Stored data entries
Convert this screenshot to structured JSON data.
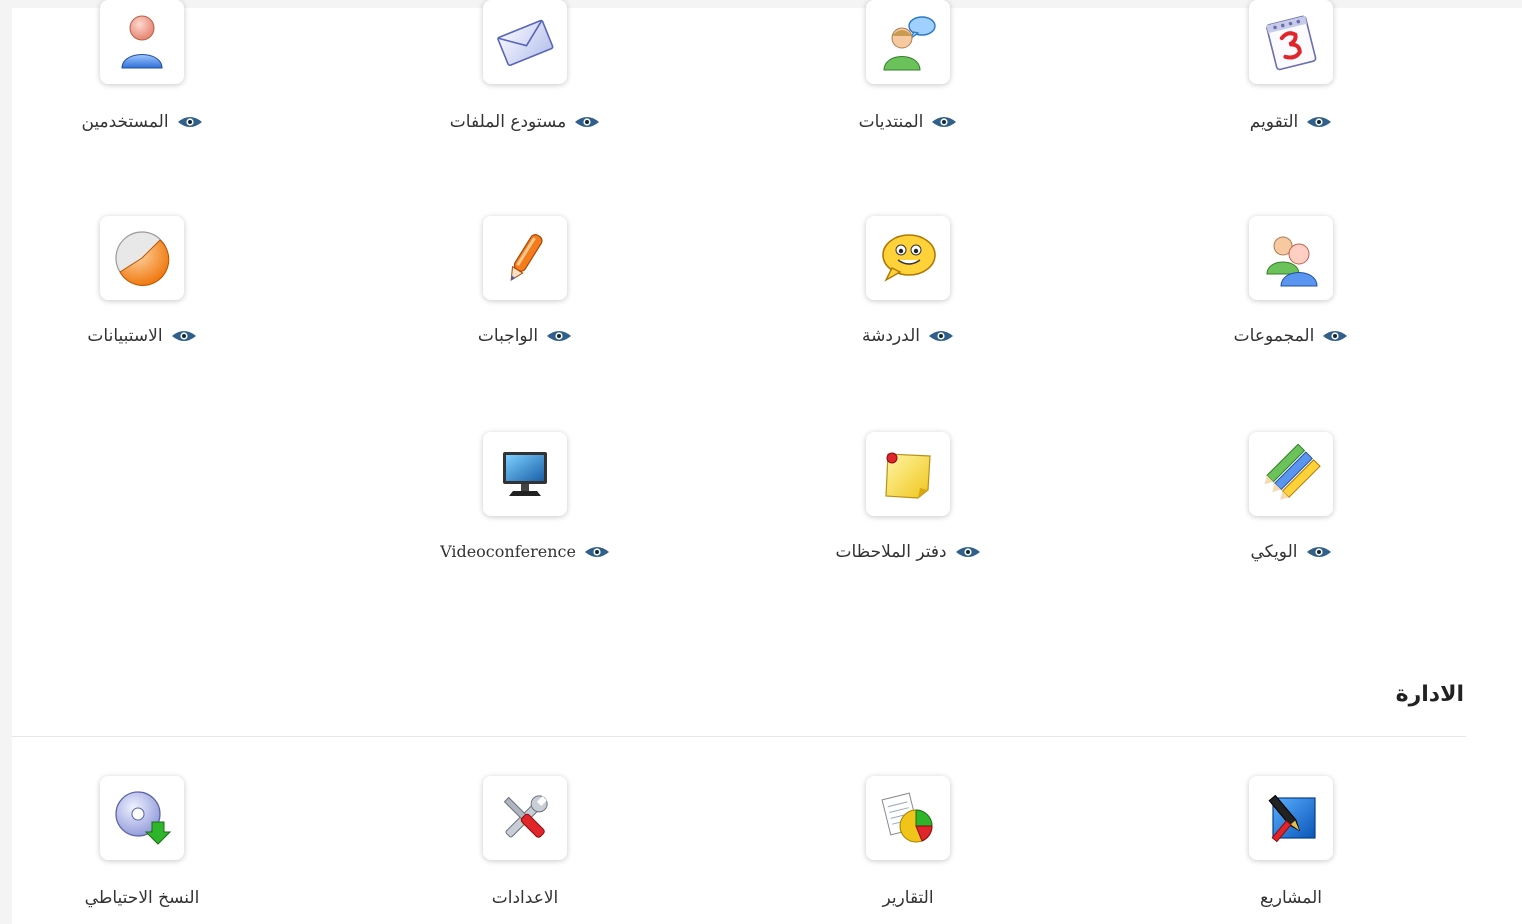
{
  "tools": {
    "users": {
      "label": "المستخدمين",
      "icon": "user-icon"
    },
    "documents": {
      "label": "مستودع الملفات",
      "icon": "envelope-icon"
    },
    "forums": {
      "label": "المنتديات",
      "icon": "forum-icon"
    },
    "calendar": {
      "label": "التقويم",
      "icon": "calendar-icon"
    },
    "surveys": {
      "label": "الاستبيانات",
      "icon": "survey-pie-icon"
    },
    "assignments": {
      "label": "الواجبات",
      "icon": "pen-icon"
    },
    "chat": {
      "label": "الدردشة",
      "icon": "chat-smiley-icon"
    },
    "groups": {
      "label": "المجموعات",
      "icon": "groups-icon"
    },
    "videoconference": {
      "label": "Videoconference",
      "icon": "monitor-icon"
    },
    "notebook": {
      "label": "دفتر الملاحظات",
      "icon": "sticky-note-icon"
    },
    "wiki": {
      "label": "الويكي",
      "icon": "pencils-icon"
    }
  },
  "admin": {
    "title": "الادارة",
    "backup": {
      "label": "النسخ الاحتياطي",
      "icon": "backup-disc-icon"
    },
    "settings": {
      "label": "الاعدادات",
      "icon": "tools-icon"
    },
    "reports": {
      "label": "التقارير",
      "icon": "reports-icon"
    },
    "projects": {
      "label": "المشاريع",
      "icon": "projects-icon"
    }
  },
  "colors": {
    "page_bg": "#f4f4f4",
    "panel_bg": "#ffffff",
    "text": "#333333"
  }
}
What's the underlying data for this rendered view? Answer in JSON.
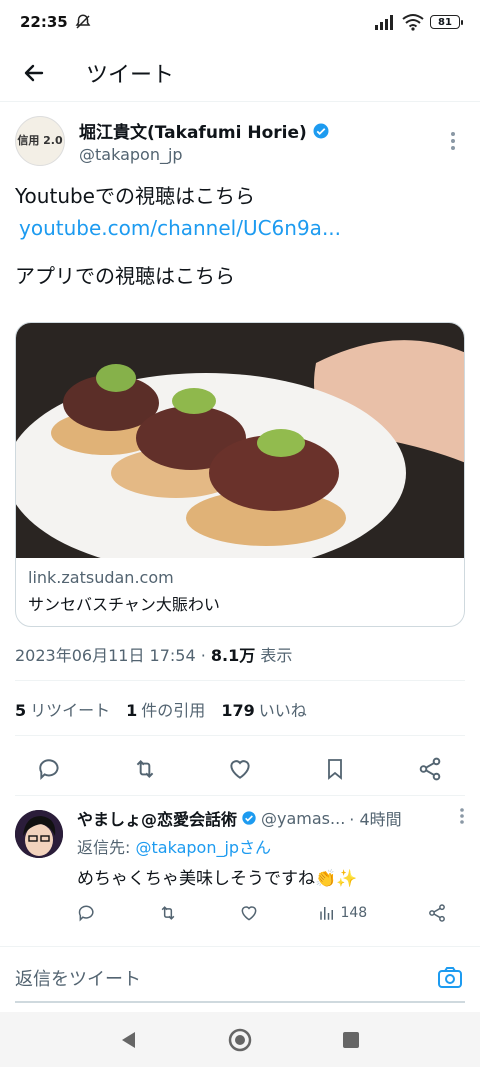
{
  "status_bar": {
    "time": "22:35",
    "battery": "81"
  },
  "header": {
    "title": "ツイート"
  },
  "tweet": {
    "author_name": "堀江貴文(Takafumi Horie)",
    "author_handle": "@takapon_jp",
    "avatar_text": "信用 2.0",
    "text_line1": "Youtubeでの視聴はこちら",
    "link": "youtube.com/channel/UC6n9a...",
    "text_line2": "アプリでの視聴はこちら",
    "card": {
      "domain": "link.zatsudan.com",
      "title": "サンセバスチャン大賑わい"
    },
    "timestamp": "2023年06月11日 17:54",
    "views_count": "8.1万",
    "views_label": "表示",
    "stats": {
      "retweets_count": "5",
      "retweets_label": "リツイート",
      "quotes_count": "1",
      "quotes_label": "件の引用",
      "likes_count": "179",
      "likes_label": "いいね"
    }
  },
  "reply": {
    "name": "やましょ@恋愛会話術",
    "handle": "@yamas...",
    "time": "· 4時間",
    "reply_to_prefix": "返信先:",
    "reply_to_user": "@takapon_jpさん",
    "text": "めちゃくちゃ美味しそうですね👏✨",
    "views": "148"
  },
  "compose": {
    "placeholder": "返信をツイート"
  },
  "colors": {
    "accent": "#1d9bf0",
    "muted": "#536471"
  }
}
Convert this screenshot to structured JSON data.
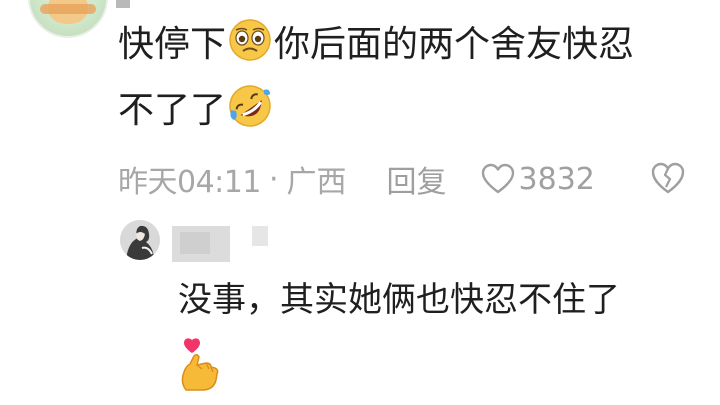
{
  "comment": {
    "line1_part1": "快停下",
    "line1_part2": "你后面的两个舍友快忍",
    "line2": "不了了",
    "emoji_1": "worried-face-emoji",
    "emoji_2": "rolling-on-floor-laughing-emoji",
    "time": "昨天04:11",
    "separator": "·",
    "location": "广西",
    "reply_label": "回复",
    "like_count": "3832",
    "icons": {
      "like": "heart-outline-icon",
      "dislike": "broken-heart-icon"
    }
  },
  "reply": {
    "text": "没事，其实她俩也快忍不住了",
    "emoji": "finger-heart-emoji"
  },
  "colors": {
    "text": "#1f1f1f",
    "meta": "#a7a7a7",
    "background": "#ffffff"
  }
}
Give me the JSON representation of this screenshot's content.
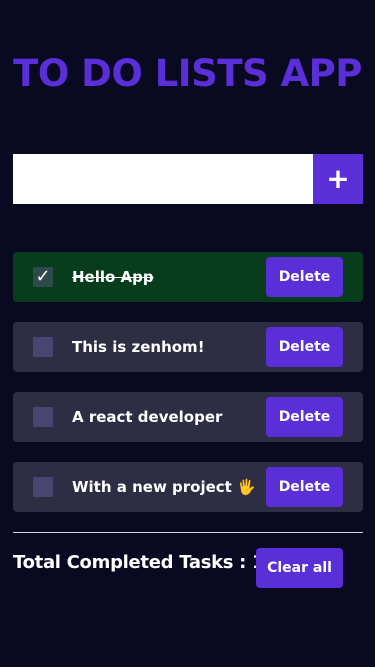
{
  "app": {
    "title": "TO DO LISTS APP"
  },
  "input": {
    "value": "",
    "placeholder": "",
    "add_label": "+"
  },
  "tasks": [
    {
      "text": "Hello App",
      "completed": true,
      "delete_label": "Delete"
    },
    {
      "text": "This is zenhom!",
      "completed": false,
      "delete_label": "Delete"
    },
    {
      "text": "A react developer",
      "completed": false,
      "delete_label": "Delete"
    },
    {
      "text": "With a new project 🖐",
      "completed": false,
      "delete_label": "Delete"
    }
  ],
  "footer": {
    "total_label": "Total Completed Tasks : 1",
    "clear_label": "Clear all"
  },
  "colors": {
    "background": "#090a21",
    "accent": "#5a2fd8",
    "task_bg": "#2d2d43",
    "completed_bg": "#073d1d"
  },
  "icons": {
    "checkmark": "check-icon",
    "add": "plus-icon"
  }
}
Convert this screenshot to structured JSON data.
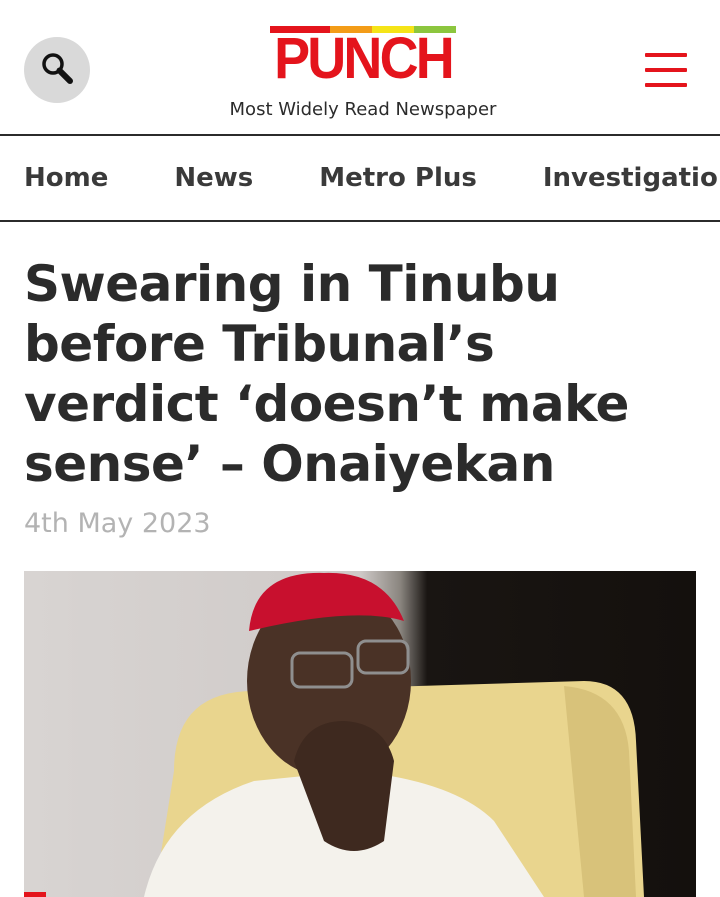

__Task prompt__:
Output every entry exactly as given; pictures are not part of the copy.

__Solution to the exercise__:
Convert this screenshot to structured JSON data.
{
  "tools": {
    "users": {
      "label": "المستخدمين",
      "icon": "user-icon"
    },
    "documents": {
      "label": "مستودع الملفات",
      "icon": "envelope-icon"
    },
    "forums": {
      "label": "المنتديات",
      "icon": "forum-icon"
    },
    "calendar": {
      "label": "التقويم",
      "icon": "calendar-icon"
    },
    "surveys": {
      "label": "الاستبيانات",
      "icon": "survey-pie-icon"
    },
    "assignments": {
      "label": "الواجبات",
      "icon": "pen-icon"
    },
    "chat": {
      "label": "الدردشة",
      "icon": "chat-smiley-icon"
    },
    "groups": {
      "label": "المجموعات",
      "icon": "groups-icon"
    },
    "videoconference": {
      "label": "Videoconference",
      "icon": "monitor-icon"
    },
    "notebook": {
      "label": "دفتر الملاحظات",
      "icon": "sticky-note-icon"
    },
    "wiki": {
      "label": "الويكي",
      "icon": "pencils-icon"
    }
  },
  "admin": {
    "title": "الادارة",
    "backup": {
      "label": "النسخ الاحتياطي",
      "icon": "backup-disc-icon"
    },
    "settings": {
      "label": "الاعدادات",
      "icon": "tools-icon"
    },
    "reports": {
      "label": "التقارير",
      "icon": "reports-icon"
    },
    "projects": {
      "label": "المشاريع",
      "icon": "projects-icon"
    }
  },
  "colors": {
    "page_bg": "#f4f4f4",
    "panel_bg": "#ffffff",
    "text": "#333333"
  }
}
What's the underlying data for this rendered view? Answer in JSON.
{
  "status_bar": {
    "time": "22:35",
    "battery": "81"
  },
  "header": {
    "title": "ツイート"
  },
  "tweet": {
    "author_name": "堀江貴文(Takafumi Horie)",
    "author_handle": "@takapon_jp",
    "avatar_text": "信用 2.0",
    "text_line1": "Youtubeでの視聴はこちら",
    "link": "youtube.com/channel/UC6n9a...",
    "text_line2": "アプリでの視聴はこちら",
    "card": {
      "domain": "link.zatsudan.com",
      "title": "サンセバスチャン大賑わい"
    },
    "timestamp": "2023年06月11日 17:54",
    "views_count": "8.1万",
    "views_label": "表示",
    "stats": {
      "retweets_count": "5",
      "retweets_label": "リツイート",
      "quotes_count": "1",
      "quotes_label": "件の引用",
      "likes_count": "179",
      "likes_label": "いいね"
    }
  },
  "reply": {
    "name": "やましょ@恋愛会話術",
    "handle": "@yamas...",
    "time": "· 4時間",
    "reply_to_prefix": "返信先:",
    "reply_to_user": "@takapon_jpさん",
    "text": "めちゃくちゃ美味しそうですね👏✨",
    "views": "148"
  },
  "compose": {
    "placeholder": "返信をツイート"
  },
  "colors": {
    "accent": "#1d9bf0",
    "muted": "#536471"
  }
}
Convert this screenshot to structured JSON data.
{
  "comment": {
    "line1_part1": "快停下",
    "line1_part2": "你后面的两个舍友快忍",
    "line2": "不了了",
    "emoji_1": "worried-face-emoji",
    "emoji_2": "rolling-on-floor-laughing-emoji",
    "time": "昨天04:11",
    "separator": "·",
    "location": "广西",
    "reply_label": "回复",
    "like_count": "3832",
    "icons": {
      "like": "heart-outline-icon",
      "dislike": "broken-heart-icon"
    }
  },
  "reply": {
    "text": "没事，其实她俩也快忍不住了",
    "emoji": "finger-heart-emoji"
  },
  "colors": {
    "text": "#1f1f1f",
    "meta": "#a7a7a7",
    "background": "#ffffff"
  }
}
Give me the JSON representation of this screenshot's content.
{
  "app": {
    "title": "TO DO LISTS APP"
  },
  "input": {
    "value": "",
    "placeholder": "",
    "add_label": "+"
  },
  "tasks": [
    {
      "text": "Hello App",
      "completed": true,
      "delete_label": "Delete"
    },
    {
      "text": "This is zenhom!",
      "completed": false,
      "delete_label": "Delete"
    },
    {
      "text": "A react developer",
      "completed": false,
      "delete_label": "Delete"
    },
    {
      "text": "With a new project 🖐",
      "completed": false,
      "delete_label": "Delete"
    }
  ],
  "footer": {
    "total_label": "Total Completed Tasks : 1",
    "clear_label": "Clear all"
  },
  "colors": {
    "background": "#090a21",
    "accent": "#5a2fd8",
    "task_bg": "#2d2d43",
    "completed_bg": "#073d1d"
  },
  "icons": {
    "checkmark": "check-icon",
    "add": "plus-icon"
  }
}
Convert this screenshot to structured JSON data.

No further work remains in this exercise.